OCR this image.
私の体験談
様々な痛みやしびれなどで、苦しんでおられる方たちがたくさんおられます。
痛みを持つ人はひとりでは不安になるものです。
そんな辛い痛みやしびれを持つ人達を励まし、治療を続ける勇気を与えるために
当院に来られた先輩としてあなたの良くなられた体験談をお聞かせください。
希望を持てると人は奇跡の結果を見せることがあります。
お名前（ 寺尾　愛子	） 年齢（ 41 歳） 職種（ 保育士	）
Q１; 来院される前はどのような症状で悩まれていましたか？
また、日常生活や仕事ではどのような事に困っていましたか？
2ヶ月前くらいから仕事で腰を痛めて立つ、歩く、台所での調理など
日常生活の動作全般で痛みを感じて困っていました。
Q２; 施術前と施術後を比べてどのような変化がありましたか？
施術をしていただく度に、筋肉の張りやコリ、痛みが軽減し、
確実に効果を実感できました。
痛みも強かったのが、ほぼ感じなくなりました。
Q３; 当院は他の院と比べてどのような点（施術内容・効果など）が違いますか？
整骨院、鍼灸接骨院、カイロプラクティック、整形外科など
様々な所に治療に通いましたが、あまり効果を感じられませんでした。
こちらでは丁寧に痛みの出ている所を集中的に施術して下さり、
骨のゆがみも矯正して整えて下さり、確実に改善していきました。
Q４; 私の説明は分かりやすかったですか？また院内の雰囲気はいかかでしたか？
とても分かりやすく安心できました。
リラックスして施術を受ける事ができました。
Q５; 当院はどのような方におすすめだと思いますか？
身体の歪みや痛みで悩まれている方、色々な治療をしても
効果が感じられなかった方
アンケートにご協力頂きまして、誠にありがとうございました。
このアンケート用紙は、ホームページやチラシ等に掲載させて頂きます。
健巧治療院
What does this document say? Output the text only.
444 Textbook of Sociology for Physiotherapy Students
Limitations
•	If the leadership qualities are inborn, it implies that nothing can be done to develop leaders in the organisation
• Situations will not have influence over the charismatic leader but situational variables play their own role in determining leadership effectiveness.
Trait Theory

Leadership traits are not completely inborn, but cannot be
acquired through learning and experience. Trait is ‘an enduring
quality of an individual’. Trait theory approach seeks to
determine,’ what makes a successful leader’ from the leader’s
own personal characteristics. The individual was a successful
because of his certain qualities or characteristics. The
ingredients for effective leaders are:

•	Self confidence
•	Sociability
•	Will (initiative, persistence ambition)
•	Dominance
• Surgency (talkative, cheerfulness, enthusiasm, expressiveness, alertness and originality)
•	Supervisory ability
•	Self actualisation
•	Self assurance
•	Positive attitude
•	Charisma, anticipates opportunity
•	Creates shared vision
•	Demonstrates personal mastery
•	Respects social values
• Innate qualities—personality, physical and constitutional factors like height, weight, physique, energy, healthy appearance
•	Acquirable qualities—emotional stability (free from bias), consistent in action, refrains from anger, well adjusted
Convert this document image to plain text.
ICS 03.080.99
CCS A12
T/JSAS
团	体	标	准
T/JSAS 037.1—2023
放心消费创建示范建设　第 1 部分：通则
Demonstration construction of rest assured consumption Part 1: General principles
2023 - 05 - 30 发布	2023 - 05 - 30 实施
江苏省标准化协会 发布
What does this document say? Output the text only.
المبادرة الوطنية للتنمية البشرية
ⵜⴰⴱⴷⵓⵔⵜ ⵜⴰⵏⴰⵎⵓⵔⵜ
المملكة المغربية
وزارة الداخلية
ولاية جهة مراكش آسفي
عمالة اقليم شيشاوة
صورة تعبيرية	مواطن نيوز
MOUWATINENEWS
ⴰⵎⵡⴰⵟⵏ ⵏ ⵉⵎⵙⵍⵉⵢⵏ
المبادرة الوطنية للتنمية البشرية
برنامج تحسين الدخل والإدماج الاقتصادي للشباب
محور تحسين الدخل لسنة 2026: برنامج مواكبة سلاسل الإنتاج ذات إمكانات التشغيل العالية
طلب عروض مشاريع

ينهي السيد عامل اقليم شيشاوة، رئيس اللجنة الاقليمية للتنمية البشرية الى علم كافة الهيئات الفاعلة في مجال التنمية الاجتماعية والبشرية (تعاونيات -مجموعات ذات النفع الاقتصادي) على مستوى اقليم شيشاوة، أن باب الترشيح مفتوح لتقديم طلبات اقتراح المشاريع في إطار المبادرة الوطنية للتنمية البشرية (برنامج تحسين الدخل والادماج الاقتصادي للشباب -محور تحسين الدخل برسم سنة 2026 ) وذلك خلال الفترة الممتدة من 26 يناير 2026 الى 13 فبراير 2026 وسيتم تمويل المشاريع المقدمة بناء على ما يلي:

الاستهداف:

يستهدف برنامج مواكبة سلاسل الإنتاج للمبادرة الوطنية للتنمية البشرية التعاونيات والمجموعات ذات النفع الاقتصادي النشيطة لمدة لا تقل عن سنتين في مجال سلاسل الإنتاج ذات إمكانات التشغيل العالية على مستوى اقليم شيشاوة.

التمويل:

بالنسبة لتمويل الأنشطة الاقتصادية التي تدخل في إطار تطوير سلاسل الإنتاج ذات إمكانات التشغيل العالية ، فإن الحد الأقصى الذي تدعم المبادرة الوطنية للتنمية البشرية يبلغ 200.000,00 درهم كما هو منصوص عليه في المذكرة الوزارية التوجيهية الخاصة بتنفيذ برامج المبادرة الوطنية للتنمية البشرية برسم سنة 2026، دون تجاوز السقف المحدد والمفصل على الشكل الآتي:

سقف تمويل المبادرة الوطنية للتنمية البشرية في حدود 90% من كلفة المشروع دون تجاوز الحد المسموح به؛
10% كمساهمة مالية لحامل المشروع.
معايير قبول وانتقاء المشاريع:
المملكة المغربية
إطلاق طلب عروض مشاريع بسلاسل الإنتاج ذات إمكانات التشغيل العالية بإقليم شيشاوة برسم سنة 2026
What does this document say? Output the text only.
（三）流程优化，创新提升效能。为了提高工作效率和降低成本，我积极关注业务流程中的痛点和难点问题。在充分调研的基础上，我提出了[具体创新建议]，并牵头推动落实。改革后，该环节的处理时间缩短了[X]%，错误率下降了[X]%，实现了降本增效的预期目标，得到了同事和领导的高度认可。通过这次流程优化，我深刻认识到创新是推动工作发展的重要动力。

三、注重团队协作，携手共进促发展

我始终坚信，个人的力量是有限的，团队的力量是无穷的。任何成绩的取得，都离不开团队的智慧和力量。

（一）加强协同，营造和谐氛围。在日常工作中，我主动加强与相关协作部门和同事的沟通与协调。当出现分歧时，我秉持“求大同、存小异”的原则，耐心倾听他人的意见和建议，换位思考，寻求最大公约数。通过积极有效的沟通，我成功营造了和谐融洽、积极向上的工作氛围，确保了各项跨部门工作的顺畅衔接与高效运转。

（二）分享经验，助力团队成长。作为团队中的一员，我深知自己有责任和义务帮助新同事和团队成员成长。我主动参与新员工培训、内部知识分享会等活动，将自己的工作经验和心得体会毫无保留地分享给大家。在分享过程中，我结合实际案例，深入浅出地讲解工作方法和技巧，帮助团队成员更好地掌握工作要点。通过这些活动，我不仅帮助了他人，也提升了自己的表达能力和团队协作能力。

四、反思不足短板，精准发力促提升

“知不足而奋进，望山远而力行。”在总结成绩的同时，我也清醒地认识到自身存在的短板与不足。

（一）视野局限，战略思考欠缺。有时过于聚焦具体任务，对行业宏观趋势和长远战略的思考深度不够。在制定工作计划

================

Brief -> Go through the records. Copy each line where "محور" appears.

Response below ->
محور تحسين الدخل لسنة 2026: برنامج مواكبة سلاسل الإنتاج ذات إمكانات التشغيل العالية
ينهي السيد عامل اقليم شيشاوة، رئيس اللجنة الاقليمية للتنمية البشرية الى علم كافة الهيئات الفاعلة في مجال التنمية الاجتماعية والبشرية (تعاونيات -مجموعات ذات النفع الاقتصادي) على مستوى اقليم شيشاوة، أن باب الترشيح مفتوح لتقديم طلبات اقتراح المشاريع في إطار المبادرة الوطنية للتنمية البشرية (برنامج تحسين الدخل والادماج الاقتصادي للشباب -محور تحسين الدخل برسم سنة 2026 ) وذلك خلال الفترة الممتدة من 26 يناير 2026 الى 13 فبراير 2026 وسيتم تمويل المشاريع المقدمة بناء على ما يلي:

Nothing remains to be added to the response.